• **WHAT YOU SHOULD DO**
Report all lines holding "цыганки".

[Recorded data]
%%

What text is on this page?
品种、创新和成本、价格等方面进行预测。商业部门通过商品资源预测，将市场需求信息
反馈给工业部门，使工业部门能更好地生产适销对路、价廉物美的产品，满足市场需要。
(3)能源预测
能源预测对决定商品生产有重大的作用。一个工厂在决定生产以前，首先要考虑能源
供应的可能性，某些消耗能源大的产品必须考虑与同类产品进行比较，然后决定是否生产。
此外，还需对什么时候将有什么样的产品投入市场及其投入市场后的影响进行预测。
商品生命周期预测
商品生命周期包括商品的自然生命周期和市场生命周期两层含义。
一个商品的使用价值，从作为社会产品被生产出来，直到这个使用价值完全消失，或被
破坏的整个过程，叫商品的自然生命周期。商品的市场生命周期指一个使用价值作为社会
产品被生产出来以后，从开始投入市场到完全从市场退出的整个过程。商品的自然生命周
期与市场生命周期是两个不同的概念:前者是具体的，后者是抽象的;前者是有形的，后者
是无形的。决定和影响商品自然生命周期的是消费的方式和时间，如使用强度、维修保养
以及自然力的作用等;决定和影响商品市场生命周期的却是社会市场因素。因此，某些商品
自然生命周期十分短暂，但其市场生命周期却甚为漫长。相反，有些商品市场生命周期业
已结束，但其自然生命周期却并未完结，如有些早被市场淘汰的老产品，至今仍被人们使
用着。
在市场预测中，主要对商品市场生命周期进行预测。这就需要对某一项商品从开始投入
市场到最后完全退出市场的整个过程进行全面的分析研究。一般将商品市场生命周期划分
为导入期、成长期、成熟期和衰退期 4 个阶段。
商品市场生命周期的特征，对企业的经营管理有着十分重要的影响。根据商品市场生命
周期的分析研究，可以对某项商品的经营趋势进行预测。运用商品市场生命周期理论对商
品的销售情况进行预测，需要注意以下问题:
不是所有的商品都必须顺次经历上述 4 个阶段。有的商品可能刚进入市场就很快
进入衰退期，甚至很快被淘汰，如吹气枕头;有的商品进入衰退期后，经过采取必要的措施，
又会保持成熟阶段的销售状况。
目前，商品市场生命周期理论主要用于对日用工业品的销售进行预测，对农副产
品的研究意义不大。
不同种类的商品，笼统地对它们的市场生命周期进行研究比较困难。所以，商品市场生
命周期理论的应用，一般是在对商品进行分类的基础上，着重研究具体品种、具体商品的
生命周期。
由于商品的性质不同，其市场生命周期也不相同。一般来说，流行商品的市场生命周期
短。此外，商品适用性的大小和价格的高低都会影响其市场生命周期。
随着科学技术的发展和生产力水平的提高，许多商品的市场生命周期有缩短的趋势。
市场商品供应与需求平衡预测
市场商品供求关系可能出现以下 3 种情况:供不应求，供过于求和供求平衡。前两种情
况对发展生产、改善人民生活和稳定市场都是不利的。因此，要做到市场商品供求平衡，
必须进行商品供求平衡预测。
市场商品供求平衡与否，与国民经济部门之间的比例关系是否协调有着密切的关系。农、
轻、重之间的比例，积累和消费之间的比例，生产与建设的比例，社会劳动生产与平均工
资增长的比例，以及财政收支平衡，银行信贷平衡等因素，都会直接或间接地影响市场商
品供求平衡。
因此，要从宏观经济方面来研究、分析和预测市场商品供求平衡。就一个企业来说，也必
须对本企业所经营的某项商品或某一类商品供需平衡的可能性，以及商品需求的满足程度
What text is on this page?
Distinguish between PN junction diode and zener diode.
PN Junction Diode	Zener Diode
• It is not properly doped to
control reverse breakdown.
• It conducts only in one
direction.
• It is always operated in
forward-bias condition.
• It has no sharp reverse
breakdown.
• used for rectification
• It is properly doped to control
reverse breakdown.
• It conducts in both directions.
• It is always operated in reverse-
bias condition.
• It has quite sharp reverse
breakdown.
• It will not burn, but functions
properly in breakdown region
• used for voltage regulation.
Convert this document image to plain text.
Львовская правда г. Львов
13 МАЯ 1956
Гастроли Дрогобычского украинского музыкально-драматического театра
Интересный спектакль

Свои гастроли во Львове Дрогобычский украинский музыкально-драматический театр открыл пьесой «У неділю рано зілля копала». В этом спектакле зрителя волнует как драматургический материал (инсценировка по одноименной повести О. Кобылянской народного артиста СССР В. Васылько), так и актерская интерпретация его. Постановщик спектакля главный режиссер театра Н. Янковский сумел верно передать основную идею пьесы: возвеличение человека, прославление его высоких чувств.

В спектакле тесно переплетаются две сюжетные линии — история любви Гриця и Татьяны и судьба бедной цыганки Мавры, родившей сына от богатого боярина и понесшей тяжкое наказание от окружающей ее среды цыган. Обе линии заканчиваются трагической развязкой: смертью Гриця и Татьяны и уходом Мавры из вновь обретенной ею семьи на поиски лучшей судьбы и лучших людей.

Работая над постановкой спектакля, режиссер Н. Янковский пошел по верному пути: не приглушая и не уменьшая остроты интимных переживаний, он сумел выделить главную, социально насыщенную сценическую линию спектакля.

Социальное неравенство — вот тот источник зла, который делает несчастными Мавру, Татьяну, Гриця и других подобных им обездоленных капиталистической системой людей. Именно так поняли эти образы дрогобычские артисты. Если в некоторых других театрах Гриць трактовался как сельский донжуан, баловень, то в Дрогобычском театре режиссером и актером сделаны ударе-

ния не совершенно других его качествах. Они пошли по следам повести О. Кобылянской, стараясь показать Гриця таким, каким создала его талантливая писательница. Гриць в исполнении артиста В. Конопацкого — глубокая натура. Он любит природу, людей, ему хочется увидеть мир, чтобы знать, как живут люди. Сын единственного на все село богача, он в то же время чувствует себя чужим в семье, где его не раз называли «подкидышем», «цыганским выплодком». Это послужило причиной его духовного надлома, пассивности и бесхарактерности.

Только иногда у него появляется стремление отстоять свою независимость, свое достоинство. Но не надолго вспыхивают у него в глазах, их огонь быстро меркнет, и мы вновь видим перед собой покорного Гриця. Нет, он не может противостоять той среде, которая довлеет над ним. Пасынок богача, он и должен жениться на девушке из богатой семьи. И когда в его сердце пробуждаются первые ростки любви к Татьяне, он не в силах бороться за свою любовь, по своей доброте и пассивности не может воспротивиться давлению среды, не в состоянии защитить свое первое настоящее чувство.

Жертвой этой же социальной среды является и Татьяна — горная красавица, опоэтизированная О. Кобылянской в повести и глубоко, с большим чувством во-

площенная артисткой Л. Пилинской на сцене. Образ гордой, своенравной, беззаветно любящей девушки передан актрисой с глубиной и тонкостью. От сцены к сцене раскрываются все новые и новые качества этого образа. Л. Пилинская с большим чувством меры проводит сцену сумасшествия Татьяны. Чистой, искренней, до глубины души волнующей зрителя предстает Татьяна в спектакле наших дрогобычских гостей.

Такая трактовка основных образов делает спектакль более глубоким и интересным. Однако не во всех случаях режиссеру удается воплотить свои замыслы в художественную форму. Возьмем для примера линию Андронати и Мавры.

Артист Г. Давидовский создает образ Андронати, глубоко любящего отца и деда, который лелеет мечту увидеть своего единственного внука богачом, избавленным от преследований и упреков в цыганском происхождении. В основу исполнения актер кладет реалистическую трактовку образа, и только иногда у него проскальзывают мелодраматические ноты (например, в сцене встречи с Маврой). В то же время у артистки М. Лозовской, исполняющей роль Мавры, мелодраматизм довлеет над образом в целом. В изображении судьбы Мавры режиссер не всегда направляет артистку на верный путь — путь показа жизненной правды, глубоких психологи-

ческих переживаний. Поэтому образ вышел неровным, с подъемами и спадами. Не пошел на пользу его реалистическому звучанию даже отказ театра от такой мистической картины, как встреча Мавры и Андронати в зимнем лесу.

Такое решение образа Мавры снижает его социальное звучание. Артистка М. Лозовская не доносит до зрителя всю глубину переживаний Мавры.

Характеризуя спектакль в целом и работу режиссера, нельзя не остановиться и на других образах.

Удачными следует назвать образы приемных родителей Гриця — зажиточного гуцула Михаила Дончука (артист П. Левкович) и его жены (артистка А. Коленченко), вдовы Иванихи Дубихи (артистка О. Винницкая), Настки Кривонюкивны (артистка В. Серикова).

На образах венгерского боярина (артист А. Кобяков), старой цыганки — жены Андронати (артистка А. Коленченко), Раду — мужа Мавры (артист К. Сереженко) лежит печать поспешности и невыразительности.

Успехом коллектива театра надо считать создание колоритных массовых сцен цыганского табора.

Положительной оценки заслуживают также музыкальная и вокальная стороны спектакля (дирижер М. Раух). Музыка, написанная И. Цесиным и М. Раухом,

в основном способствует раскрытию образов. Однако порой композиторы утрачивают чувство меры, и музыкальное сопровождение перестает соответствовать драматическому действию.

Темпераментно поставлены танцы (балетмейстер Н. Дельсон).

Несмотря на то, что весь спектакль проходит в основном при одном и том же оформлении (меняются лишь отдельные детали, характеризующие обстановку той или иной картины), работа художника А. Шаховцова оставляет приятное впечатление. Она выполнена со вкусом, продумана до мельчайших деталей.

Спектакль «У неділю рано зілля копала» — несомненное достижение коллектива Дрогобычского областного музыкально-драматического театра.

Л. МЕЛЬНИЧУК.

%%

• **REPLY TO THE EXERCISE**
В спектакле тесно переплетаются две сюжетные линии — история любви Гриця и Татьяны и судьба бедной цыганки Мавры, родившей сына от богатого боярина и понесшей тяжкое наказание от окружающей ее среды цыган. Обе линии заканчиваются трагической развязкой: смертью Гриця и Татьяны и уходом Мавры из вновь обретенной ею семьи на поиски лучшей судьбы и лучших людей.
На образах венгерского боярина (артист А. Кобяков), старой цыганки — жены Андронати (артистка А. Коленченко), Раду — мужа Мавры (артист К. Сереженко) лежит печать поспешности и невыразительности.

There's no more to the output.